--- PROVIDED TEXT Enclosed Below ---
Glorious Kashmir India
Kashmir-The state of Jammu & Kashmir (J&K) brings together three incredibly different worlds. Hindu Jammu and Katra, in the south, are the state's rail hubs and a major draw for domestic pilgrims. Muslim Kashmir is India's Switzerland, attracting hordes of local tourists seeking cool summer air, alpine scenery and Srinagar’s romantic houseboat accommodation.
Jammu-Steaming hot compared to the rest of the state, Jammu is J&K's winter capital. Pre-Independence the city was the seat of the powerful Dogra dynasty, whose palaces remain the city's most appealing sights. Religiously Hindu, Jammu dubs itself as the ‘city of temples’. Few of these temples are historically significant, and for foreign tourists there’s little pressing need to hang around after making transport connections to Amritsar, Srinagar or Dharamsala.
Pahalgam- Surrounded by alpine peaks, the Lidder and Seshnag Rivers tumble down picturesque, deep-cut mountain valleys covered with giant conifers. The surrounding mountains contain many beauty spots and more than 20 lakes, to which countless guides and horsemen are more than keen to take you.Not quite spoiling this great natural beauty is Pahalgam, sprawling 4km around the river junction. It's a major resort town offering golf and rafting and is a staging point for the midsummer Amarnathji pilgrimage.Hotels are likely to urge you to try a donkey hike or full-blown trek. In fact the best hiking often starts 12km away in Aru, a tiny village set in magical upland landscapes amid the foothill peaks. Aru (elevation 2440m) is increasingly used as a starting base by backpackers who blow straight through Pahalgam with just a change of vehicle.
--- End of Enclosed PROVIDED TEXT ---
--- PROVIDED DATA Enclosed Below ---
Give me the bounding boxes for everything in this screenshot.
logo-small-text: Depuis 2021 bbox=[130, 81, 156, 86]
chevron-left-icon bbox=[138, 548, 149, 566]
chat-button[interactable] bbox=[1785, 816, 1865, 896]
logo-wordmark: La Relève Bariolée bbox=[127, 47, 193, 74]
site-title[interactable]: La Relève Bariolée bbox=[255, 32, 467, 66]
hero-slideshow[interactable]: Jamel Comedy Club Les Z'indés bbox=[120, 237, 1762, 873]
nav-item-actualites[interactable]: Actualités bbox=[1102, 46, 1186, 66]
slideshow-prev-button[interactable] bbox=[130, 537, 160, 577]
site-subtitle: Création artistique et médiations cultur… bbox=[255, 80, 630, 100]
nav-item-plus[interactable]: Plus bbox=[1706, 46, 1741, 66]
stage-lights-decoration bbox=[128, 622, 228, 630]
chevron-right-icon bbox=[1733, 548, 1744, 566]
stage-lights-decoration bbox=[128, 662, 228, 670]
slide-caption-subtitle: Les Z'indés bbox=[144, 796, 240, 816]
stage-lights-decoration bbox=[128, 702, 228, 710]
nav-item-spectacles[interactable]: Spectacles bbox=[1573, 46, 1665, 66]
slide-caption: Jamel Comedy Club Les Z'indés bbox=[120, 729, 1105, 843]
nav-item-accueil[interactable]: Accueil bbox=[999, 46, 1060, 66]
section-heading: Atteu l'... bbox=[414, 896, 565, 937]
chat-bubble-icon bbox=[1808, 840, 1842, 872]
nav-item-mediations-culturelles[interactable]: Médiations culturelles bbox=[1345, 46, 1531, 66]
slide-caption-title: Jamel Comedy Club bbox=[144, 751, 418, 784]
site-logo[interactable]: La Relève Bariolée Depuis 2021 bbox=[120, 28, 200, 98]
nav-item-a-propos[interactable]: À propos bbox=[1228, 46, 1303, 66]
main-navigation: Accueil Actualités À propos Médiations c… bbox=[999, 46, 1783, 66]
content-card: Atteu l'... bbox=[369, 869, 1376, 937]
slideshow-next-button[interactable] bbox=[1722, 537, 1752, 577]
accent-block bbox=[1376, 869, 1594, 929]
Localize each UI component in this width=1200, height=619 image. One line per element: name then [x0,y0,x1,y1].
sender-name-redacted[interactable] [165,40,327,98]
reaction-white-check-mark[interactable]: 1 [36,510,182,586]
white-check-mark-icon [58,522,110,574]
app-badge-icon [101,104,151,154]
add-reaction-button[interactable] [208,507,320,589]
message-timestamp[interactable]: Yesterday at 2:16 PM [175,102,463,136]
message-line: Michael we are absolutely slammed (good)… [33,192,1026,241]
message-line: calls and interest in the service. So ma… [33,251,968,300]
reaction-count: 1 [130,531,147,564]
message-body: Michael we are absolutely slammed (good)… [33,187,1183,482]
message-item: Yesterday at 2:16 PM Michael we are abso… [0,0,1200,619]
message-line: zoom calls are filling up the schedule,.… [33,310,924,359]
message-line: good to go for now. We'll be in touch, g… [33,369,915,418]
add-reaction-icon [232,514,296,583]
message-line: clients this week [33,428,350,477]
--- End of Enclosed PROVIDED DATA ---
» ASSIGNED TASK 1:
Replace "houseboat" with "lakeside" in the Kashmir travel text, and write out the passage starting at "Glorious Kashmir India" and ending at "romantic houseboat accommodation.".
» ASSIGNED TASK 2:
Answer these questions using the Kashmir travel text:
(a) What does the text call Muslim Kashmir in comparison with another country?
(b) Which dynasty had its seat in Jammu before Independence?
(c) What is the elevation of Aru?
» ASSIGNED TASK 3:
Write what follows the last sentence of the Kashmir travel text.

» WRITTEN ANSWER 1:
Glorious Kashmir India
Kashmir-The state of Jammu & Kashmir (J&K) brings together three incredibly different worlds. Hindu Jammu and Katra, in the south, are the state's rail hubs and a major draw for domestic pilgrims. Muslim Kashmir is India's Switzerland, attracting hordes of local tourists seeking cool summer air, alpine scenery and Srinagar’s romantic lakeside accommodation.

» WRITTEN ANSWER 2:
(a) India's Switzerland
(b) The Dogra dynasty
(c) 2440m

» WRITTEN ANSWER 3:
Gulmarg- If you're looking for extreme skiing in high-altitude powder, Gulmarg might be the dream winter sports destination you've been looking for. In summer, however, think twice. In warmer months the aging, two-stage gondola is overloaded by Indian tourists, many seeking their first encounter with snow. While there's bracing air and wide (though hazy) views from the top, the queues for tickets and further interminable waits between stages mean that what might have been a pleasant quick jaunt can end up taking all day.
Srinagar- Ringed by an arc of green mountains, Srinagar's greatest drawcard is mesmerisingly placid Dal Lake, on which a bright array of stationary houseboats form a colourful scene and a unique opportunity for romantic chill-outs. Famous Mughal gardens are strung out over several kilometres around the lake's less urbanised eastern shore; these contrast with a fascinatingly chaotic old city centre that is topped by a fortress and dotted with historic wooden mosques. Add in a mild summer climate, feisty Kashmiri cuisine and the (highly disputed) tomb of Jesus Christ, and you have one of India’s top domestic tourist draws.
Sonmarg- Sonmarg means “meadow of gold” Sonmarg is the home of many beautiful & serene lakes. Sonamarg lies in Sind Valley streamed with flowers and surrounded by mountains. Sonmarg is also the base for some interesting treks to the high altitude of Himalayan Lakes.
Vaishnodevi- In a cave within a forested mountain rising steeply above Katra, the Vaishno Devi Shrine was popularised in the 1990s songs of Gulshan Kumar, and has since become one of India’s busiest pilgrim sites. These days it attracts millions of domestic visitors, though the appeal is a little hard to understand for most non-Hindus.